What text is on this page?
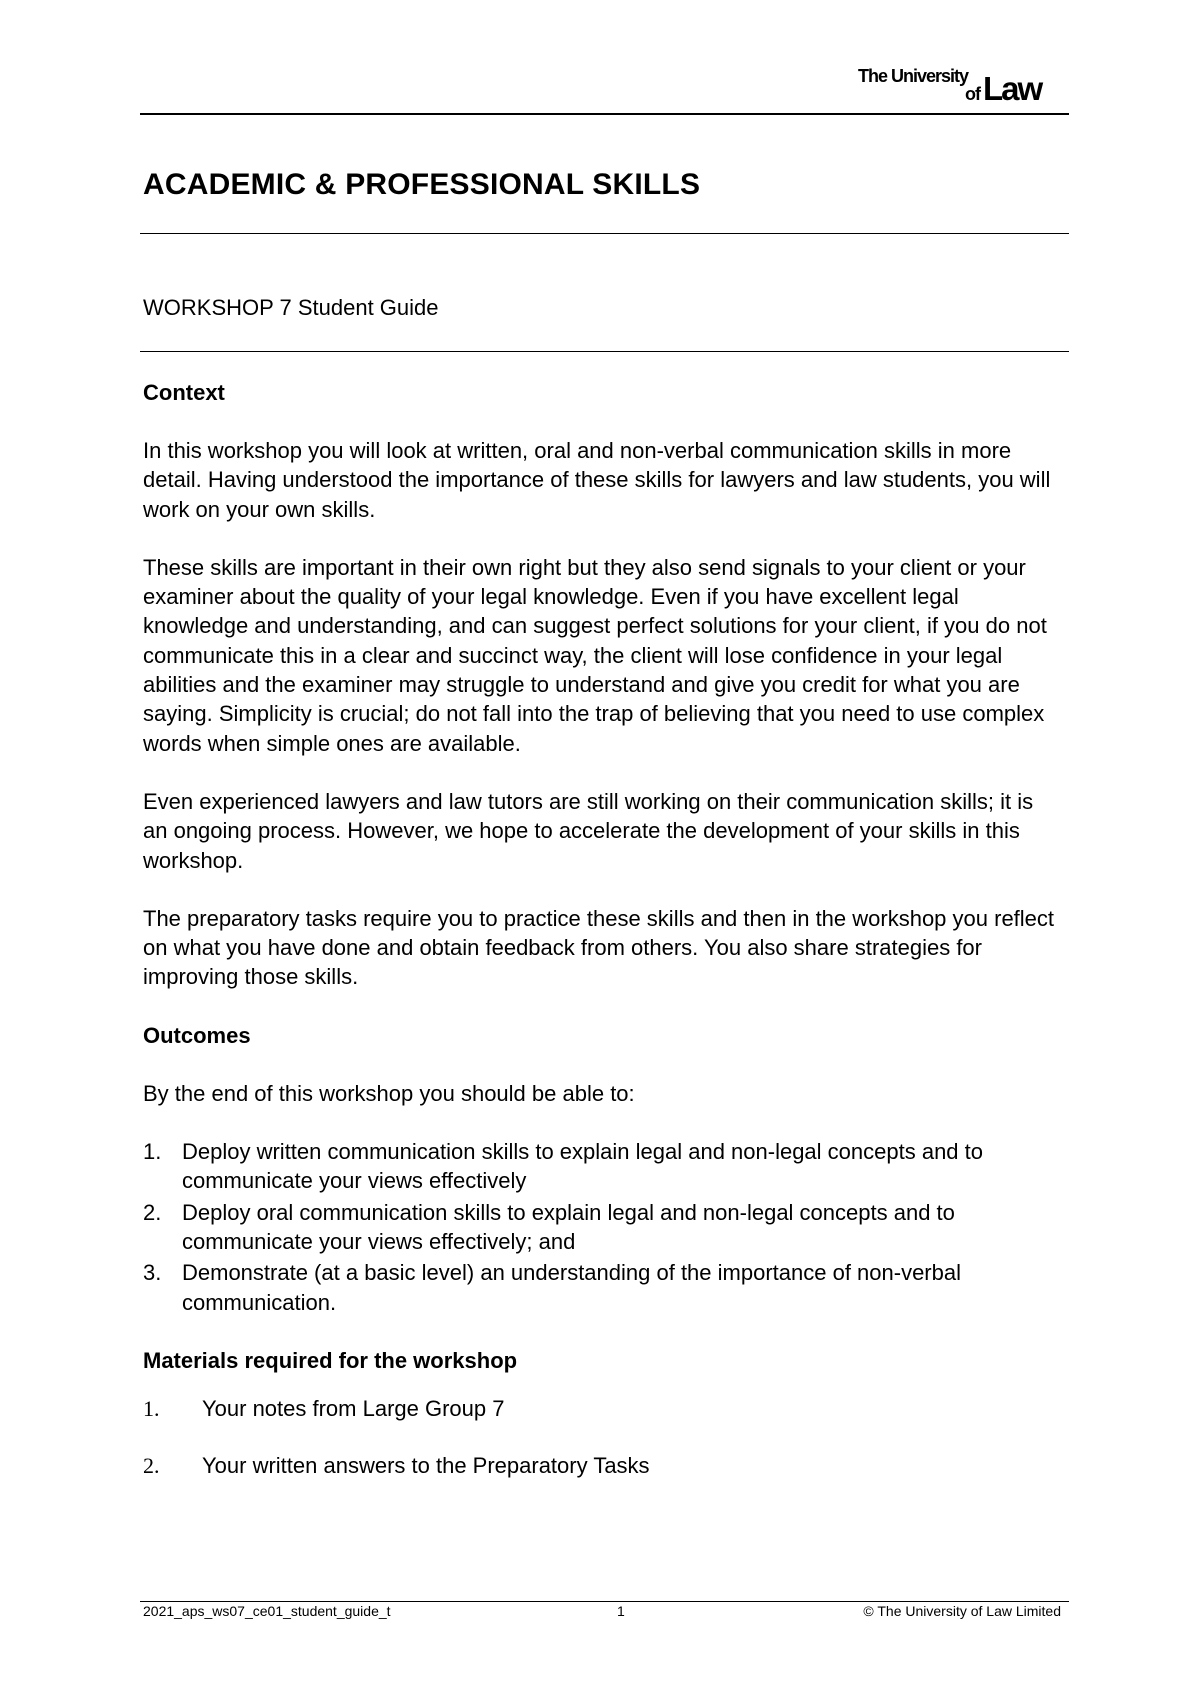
The University
of Law
ACADEMIC & PROFESSIONAL SKILLS
WORKSHOP 7 Student Guide
Context

In this workshop you will look at written, oral and non-verbal communication skills in more detail. Having understood the importance of these skills for lawyers and law students, you will work on your own skills.

These skills are important in their own right but they also send signals to your client or your examiner about the quality of your legal knowledge. Even if you have excellent legal knowledge and understanding, and can suggest perfect solutions for your client, if you do not communicate this in a clear and succinct way, the client will lose confidence in your legal abilities and the examiner may struggle to understand and give you credit for what you are saying. Simplicity is crucial; do not fall into the trap of believing that you need to use complex words when simple ones are available.

Even experienced lawyers and law tutors are still working on their communication skills; it is an ongoing process. However, we hope to accelerate the development of your skills in this workshop.

The preparatory tasks require you to practice these skills and then in the workshop you reflect on what you have done and obtain feedback from others. You also share strategies for improving those skills.

Outcomes

By the end of this workshop you should be able to:

1. Deploy written communication skills to explain legal and non-legal concepts and to communicate your views effectively
2. Deploy oral communication skills to explain legal and non-legal concepts and to communicate your views effectively; and
3. Demonstrate (at a basic level) an understanding of the importance of non-verbal communication.
Materials required for the workshop
1. Your notes from Large Group 7
2. Your written answers to the Preparatory Tasks
2021_aps_ws07_ce01_student_guide_t	1	© The University of Law Limited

# WORK INSTRUCTIONS:
Check each line of the records for the string "concepts" and state how many lines contain it. Give only the number.

# PROBLEM SOLUTION:
2